Gather every line of the entries that includes the word "Bisglycinate".

(Saved entries)
◇ ◇ ◇
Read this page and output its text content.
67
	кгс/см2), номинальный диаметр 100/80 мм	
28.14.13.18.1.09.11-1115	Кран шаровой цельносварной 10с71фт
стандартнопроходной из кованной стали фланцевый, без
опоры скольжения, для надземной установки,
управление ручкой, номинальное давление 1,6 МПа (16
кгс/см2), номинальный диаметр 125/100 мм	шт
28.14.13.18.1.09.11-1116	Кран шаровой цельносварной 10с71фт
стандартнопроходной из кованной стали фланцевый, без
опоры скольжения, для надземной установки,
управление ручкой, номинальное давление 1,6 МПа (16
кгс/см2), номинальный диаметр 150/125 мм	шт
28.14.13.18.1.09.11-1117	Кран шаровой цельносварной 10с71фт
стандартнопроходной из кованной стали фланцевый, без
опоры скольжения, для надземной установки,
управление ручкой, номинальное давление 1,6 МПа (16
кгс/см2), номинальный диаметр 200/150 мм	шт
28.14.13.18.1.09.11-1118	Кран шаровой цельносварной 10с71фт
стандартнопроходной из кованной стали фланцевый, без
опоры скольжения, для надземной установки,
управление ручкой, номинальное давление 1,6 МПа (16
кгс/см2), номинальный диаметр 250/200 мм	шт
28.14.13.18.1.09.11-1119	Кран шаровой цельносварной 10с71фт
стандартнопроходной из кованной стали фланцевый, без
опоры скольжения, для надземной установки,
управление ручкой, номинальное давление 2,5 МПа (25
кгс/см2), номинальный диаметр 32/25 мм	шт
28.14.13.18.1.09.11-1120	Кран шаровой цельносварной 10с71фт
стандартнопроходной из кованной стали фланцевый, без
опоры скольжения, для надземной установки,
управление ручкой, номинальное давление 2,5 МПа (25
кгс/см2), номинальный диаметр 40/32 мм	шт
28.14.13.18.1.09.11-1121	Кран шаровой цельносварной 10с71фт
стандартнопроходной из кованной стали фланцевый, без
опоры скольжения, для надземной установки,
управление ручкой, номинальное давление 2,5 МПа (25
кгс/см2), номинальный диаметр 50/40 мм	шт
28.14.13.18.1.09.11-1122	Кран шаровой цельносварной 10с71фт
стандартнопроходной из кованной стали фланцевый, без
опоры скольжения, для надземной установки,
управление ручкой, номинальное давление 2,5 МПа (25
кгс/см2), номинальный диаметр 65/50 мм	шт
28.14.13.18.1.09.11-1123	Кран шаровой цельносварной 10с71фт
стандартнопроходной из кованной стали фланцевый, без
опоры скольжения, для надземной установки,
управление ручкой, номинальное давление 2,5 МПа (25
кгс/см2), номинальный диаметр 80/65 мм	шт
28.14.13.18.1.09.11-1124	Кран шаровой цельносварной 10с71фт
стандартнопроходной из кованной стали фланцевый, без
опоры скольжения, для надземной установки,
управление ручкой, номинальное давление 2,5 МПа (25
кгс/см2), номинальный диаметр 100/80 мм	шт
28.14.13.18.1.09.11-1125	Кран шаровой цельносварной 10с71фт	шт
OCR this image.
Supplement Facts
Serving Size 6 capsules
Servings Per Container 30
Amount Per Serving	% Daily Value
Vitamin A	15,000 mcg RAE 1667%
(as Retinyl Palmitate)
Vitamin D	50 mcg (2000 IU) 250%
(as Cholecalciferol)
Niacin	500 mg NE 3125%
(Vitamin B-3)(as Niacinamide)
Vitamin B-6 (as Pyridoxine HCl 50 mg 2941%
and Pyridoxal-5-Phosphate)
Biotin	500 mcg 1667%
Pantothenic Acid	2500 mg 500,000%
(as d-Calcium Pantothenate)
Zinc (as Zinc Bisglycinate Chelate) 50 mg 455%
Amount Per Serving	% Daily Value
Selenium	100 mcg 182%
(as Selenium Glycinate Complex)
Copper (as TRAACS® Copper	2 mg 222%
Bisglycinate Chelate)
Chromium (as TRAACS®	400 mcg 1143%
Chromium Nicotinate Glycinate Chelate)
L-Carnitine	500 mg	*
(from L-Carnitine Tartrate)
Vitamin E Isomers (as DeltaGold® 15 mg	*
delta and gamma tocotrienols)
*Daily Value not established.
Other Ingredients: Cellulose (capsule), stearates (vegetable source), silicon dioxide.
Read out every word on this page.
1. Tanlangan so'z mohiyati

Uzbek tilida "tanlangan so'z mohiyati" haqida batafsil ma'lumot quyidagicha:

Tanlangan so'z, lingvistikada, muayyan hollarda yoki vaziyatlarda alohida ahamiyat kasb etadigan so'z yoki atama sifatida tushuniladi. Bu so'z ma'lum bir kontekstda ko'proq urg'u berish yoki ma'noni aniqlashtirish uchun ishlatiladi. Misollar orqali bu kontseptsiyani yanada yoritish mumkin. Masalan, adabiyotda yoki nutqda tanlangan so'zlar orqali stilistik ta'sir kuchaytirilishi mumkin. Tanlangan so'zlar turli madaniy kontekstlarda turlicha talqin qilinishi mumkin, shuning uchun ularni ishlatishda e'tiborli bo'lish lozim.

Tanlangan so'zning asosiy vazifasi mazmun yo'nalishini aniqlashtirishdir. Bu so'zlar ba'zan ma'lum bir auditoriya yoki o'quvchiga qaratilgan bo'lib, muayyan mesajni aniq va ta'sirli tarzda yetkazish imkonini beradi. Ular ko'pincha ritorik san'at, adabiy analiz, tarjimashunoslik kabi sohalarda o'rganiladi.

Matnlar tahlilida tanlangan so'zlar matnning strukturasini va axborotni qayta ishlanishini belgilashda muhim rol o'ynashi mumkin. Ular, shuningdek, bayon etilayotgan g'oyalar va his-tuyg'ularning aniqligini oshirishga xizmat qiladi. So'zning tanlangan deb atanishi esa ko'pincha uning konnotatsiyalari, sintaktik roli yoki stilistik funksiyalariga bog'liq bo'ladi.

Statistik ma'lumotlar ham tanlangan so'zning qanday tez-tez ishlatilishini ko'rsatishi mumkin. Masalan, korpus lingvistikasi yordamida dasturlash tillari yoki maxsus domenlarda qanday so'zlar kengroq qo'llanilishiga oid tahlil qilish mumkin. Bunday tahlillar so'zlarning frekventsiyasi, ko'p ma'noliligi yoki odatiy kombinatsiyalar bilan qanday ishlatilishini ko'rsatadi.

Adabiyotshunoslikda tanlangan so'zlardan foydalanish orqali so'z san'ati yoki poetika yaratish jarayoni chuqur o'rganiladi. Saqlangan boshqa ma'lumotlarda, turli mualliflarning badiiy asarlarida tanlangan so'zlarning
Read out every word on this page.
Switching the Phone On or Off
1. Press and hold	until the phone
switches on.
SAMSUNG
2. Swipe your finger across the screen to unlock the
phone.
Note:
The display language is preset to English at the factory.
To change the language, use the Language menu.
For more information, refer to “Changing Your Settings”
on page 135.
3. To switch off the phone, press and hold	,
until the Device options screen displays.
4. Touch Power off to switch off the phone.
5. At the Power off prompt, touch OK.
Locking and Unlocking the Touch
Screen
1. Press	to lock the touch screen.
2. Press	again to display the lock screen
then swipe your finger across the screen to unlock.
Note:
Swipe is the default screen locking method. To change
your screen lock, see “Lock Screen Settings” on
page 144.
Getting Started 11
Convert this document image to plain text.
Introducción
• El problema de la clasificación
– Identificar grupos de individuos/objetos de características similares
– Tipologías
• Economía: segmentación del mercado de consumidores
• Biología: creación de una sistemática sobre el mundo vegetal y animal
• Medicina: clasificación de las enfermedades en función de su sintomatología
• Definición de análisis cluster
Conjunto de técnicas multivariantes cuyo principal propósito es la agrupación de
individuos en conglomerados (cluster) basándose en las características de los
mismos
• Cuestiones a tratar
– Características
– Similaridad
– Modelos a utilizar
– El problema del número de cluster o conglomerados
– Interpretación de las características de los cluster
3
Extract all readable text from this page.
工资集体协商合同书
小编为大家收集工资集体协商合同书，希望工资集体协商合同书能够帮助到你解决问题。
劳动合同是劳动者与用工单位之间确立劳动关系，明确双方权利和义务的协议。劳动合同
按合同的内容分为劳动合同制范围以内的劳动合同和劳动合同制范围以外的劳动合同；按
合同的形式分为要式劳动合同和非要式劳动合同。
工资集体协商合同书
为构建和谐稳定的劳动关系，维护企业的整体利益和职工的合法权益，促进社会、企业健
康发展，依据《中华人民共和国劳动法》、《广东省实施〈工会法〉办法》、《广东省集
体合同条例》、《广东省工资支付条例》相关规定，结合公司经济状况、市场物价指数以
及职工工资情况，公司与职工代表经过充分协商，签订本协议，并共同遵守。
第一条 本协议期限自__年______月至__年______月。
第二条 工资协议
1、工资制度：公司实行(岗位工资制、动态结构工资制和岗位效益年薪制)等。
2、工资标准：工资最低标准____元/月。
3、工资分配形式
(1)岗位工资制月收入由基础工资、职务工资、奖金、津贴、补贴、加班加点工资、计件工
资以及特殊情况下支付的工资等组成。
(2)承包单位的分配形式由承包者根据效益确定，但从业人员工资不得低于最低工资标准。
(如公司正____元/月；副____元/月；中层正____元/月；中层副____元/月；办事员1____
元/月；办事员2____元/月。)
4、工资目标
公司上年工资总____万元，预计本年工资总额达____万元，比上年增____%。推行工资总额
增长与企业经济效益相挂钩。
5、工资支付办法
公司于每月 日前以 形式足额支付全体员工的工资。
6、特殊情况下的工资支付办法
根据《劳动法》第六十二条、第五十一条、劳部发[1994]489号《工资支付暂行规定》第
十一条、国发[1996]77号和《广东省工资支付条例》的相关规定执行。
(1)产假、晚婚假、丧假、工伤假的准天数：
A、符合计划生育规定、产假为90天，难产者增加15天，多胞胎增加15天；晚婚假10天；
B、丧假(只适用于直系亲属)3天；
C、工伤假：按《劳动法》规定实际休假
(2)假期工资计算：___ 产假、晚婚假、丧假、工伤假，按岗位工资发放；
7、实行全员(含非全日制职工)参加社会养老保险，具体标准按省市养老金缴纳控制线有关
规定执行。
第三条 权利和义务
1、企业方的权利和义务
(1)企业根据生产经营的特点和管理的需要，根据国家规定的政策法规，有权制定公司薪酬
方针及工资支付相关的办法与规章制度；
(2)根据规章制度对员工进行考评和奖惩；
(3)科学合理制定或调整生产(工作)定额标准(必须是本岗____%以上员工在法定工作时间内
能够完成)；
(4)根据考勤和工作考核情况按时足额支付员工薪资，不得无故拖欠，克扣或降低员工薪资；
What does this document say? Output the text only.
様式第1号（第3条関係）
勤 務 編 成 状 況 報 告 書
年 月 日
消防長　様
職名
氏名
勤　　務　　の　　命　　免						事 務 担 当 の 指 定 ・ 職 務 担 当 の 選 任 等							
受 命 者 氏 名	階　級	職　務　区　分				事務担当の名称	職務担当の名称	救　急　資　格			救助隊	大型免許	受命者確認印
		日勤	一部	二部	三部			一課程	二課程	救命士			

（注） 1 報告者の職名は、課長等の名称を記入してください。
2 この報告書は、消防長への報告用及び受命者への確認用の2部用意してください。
◇ ◇ ◇
ANSWER TO THIS EXERCISE -
Zinc (as Zinc Bisglycinate Chelate) 50 mg 455%
Bisglycinate Chelate)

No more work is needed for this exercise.